Items from a data source:
# # # # # # #
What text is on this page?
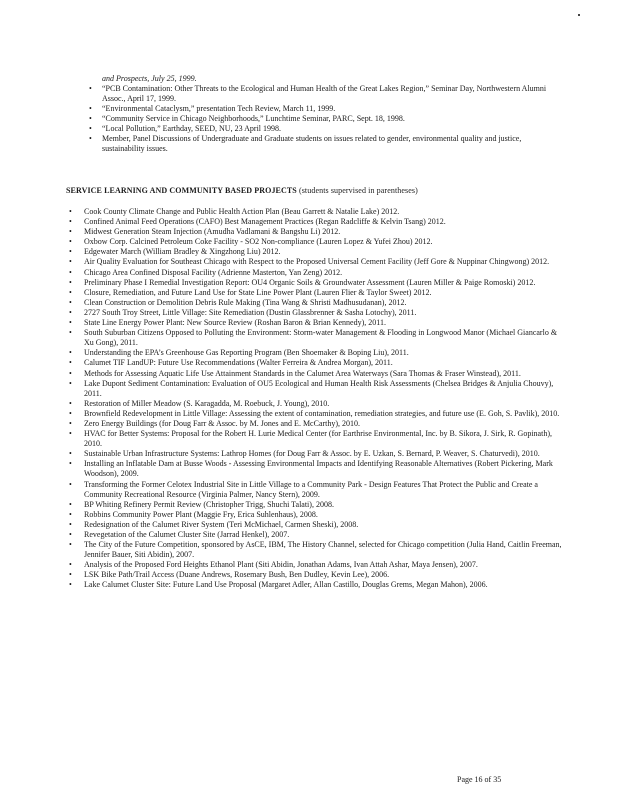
and Prospects, July 25, 1999.
• “PCB Contamination: Other Threats to the Ecological and Human Health of the Great Lakes Region,” Seminar Day, Northwestern Alumni Assoc., April 17, 1999.
• “Environmental Cataclysm,” presentation Tech Review, March 11, 1999.
• “Community Service in Chicago Neighborhoods,” Lunchtime Seminar, PARC, Sept. 18, 1998.
• “Local Pollution,” Earthday, SEED, NU, 23 April 1998.
• Member, Panel Discussions of Undergraduate and Graduate students on issues related to gender, environmental quality and justice, sustainability issues.
SERVICE LEARNING AND COMMUNITY BASED PROJECTS (students supervised in parentheses)
• Cook County Climate Change and Public Health Action Plan (Beau Garrett & Natalie Lake) 2012.
• Confined Animal Feed Operations (CAFO) Best Management Practices (Regan Radcliffe & Kelvin Tsang) 2012.
• Midwest Generation Steam Injection (Amudha Vadlamani & Bangshu Li) 2012.
• Oxbow Corp. Calcined Petroleum Coke Facility - SO2 Non-compliance (Lauren Lopez & Yufei Zhou) 2012.
• Edgewater March (William Bradley & Xingzhong Liu) 2012.
• Air Quality Evaluation for Southeast Chicago with Respect to the Proposed Universal Cement Facility (Jeff Gore & Nuppinar Chingwong) 2012.
• Chicago Area Confined Disposal Facility (Adrienne Masterton, Yan Zeng) 2012.
• Preliminary Phase I Remedial Investigation Report: OU4 Organic Soils & Groundwater Assessment (Lauren Miller & Paige Romoski) 2012.
• Closure, Remediation, and Future Land Use for State Line Power Plant (Lauren Flier & Taylor Sweet) 2012.
• Clean Construction or Demolition Debris Rule Making (Tina Wang & Shristi Madhusudanan), 2012.
• 2727 South Troy Street, Little Village: Site Remediation (Dustin Glassbrenner & Sasha Lotochy), 2011.
• State Line Energy Power Plant: New Source Review (Roshan Baron & Brian Kennedy), 2011.
• South Suburban Citizens Opposed to Polluting the Environment: Storm-water Management & Flooding in Longwood Manor (Michael Giancarlo & Xu Gong), 2011.
• Understanding the EPA’s Greenhouse Gas Reporting Program (Ben Shoemaker & Boping Liu), 2011.
• Calumet TIF LandUP: Future Use Recommendations (Walter Ferreira & Andrea Morgan), 2011.
• Methods for Assessing Aquatic Life Use Attainment Standards in the Calumet Area Waterways (Sara Thomas & Fraser Winstead), 2011.
• Lake Dupont Sediment Contamination: Evaluation of OU5 Ecological and Human Health Risk Assessments (Chelsea Bridges & Anjulia Chouvy), 2011.
• Restoration of Miller Meadow (S. Karagadda, M. Roebuck, J. Young), 2010.
• Brownfield Redevelopment in Little Village: Assessing the extent of contamination, remediation strategies, and future use (E. Goh, S. Pavlik), 2010.
• Zero Energy Buildings (for Doug Farr & Assoc. by M. Jones and E. McCarthy), 2010.
• HVAC for Better Systems: Proposal for the Robert H. Lurie Medical Center (for Earthrise Environmental, Inc. by B. Sikora, J. Sirk, R. Gopinath), 2010.
• Sustainable Urban Infrastructure Systems: Lathrop Homes (for Doug Farr & Assoc. by E. Uzkan, S. Bernard, P. Weaver, S. Chaturvedi), 2010.
• Installing an Inflatable Dam at Busse Woods - Assessing Environmental Impacts and Identifying Reasonable Alternatives (Robert Pickering, Mark Woodson), 2009.
• Transforming the Former Celotex Industrial Site in Little Village to a Community Park - Design Features That Protect the Public and Create a Community Recreational Resource (Virginia Palmer, Nancy Stern), 2009.
• BP Whiting Refinery Permit Review (Christopher Trigg, Shuchi Talati), 2008.
• Robbins Community Power Plant (Maggie Fry, Erica Suhlenhaus), 2008.
• Redesignation of the Calumet River System (Teri McMichael, Carmen Sheski), 2008.
• Revegetation of the Calumet Cluster Site (Jarrad Henkel), 2007.
• The City of the Future Competition, sponsored by AsCE, IBM, The History Channel, selected for Chicago competition (Julia Hand, Caitlin Freeman, Jennifer Bauer, Siti Abidin), 2007.
• Analysis of the Proposed Ford Heights Ethanol Plant (Siti Abidin, Jonathan Adams, Ivan Attah Ashar, Maya Jensen), 2007.
• LSK Bike Path/Trail Access (Duane Andrews, Rosemary Bush, Ben Dudley, Kevin Lee), 2006.
• Lake Calumet Cluster Site: Future Land Use Proposal (Margaret Adler, Allan Castillo, Douglas Grems, Megan Mahon), 2006.
Page 16 of 35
# # # # # # #
Go through the listing above and locate each line that holds the word "Site". Copy those lines.

Reply
• 2727 South Troy Street, Little Village: Site Remediation (Dustin Glassbrenner & Sasha Lotochy), 2011.
• Transforming the Former Celotex Industrial Site in Little Village to a Community Park - Design Features That Protect the Public and Create a Community Recreational Resource (Virginia Palmer, Nancy Stern), 2009.
• Revegetation of the Calumet Cluster Site (Jarrad Henkel), 2007.
• Lake Calumet Cluster Site: Future Land Use Proposal (Margaret Adler, Allan Castillo, Douglas Grems, Megan Mahon), 2006.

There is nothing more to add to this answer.